*To do:* Every line below that mentions the word "уравнение" should be copied out.

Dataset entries
____

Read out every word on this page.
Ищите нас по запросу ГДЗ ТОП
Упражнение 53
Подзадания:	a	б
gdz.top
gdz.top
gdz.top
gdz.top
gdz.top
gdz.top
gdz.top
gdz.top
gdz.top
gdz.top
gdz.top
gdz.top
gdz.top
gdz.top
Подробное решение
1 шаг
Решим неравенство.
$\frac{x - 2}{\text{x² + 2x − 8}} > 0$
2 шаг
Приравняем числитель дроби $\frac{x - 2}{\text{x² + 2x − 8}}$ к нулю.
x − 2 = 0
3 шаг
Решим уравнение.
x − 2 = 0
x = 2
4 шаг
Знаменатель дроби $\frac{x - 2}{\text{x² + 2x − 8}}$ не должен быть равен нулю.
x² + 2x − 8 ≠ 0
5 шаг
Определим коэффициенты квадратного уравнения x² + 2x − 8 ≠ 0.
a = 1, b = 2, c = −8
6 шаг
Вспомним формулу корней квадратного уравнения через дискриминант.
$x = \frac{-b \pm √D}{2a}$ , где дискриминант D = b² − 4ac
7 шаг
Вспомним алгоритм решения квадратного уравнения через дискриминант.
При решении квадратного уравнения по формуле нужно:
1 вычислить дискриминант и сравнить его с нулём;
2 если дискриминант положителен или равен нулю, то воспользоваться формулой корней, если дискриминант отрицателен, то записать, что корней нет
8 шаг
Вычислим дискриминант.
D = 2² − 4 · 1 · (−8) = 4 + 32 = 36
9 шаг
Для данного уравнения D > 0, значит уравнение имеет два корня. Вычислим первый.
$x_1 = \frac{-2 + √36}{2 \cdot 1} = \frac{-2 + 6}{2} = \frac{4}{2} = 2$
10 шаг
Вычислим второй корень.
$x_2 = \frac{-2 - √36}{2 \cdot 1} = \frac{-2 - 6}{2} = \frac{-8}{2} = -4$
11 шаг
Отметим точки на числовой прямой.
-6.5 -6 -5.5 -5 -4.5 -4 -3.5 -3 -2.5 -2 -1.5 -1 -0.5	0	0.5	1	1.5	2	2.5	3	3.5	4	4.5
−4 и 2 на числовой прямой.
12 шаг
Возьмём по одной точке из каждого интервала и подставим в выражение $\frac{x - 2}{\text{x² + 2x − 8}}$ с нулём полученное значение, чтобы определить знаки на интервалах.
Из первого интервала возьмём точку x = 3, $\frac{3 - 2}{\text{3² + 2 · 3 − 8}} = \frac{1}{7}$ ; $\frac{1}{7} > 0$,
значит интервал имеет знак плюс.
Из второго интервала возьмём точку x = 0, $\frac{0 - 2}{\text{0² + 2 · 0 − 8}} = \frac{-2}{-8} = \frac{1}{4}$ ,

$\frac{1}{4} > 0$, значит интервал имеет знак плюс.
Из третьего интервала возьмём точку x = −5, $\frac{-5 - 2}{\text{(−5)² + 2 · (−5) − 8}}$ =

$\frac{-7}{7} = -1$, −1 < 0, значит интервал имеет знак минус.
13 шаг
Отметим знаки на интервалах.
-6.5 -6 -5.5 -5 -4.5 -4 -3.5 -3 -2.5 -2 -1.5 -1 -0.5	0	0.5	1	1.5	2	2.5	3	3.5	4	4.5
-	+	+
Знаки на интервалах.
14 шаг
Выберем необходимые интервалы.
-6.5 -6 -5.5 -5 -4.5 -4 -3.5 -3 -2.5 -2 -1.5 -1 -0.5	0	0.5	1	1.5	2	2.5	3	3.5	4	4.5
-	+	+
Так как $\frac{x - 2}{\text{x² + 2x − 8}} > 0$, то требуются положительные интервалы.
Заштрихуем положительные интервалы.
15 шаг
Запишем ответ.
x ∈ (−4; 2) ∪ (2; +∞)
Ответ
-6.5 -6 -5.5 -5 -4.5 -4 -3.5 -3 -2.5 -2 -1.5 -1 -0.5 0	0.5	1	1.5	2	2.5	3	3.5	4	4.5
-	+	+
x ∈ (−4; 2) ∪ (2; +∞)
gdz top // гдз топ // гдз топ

____

*Answer to the task:*
Решим уравнение.
Для данного уравнения D > 0, значит уравнение имеет два корня. Вычислим первый.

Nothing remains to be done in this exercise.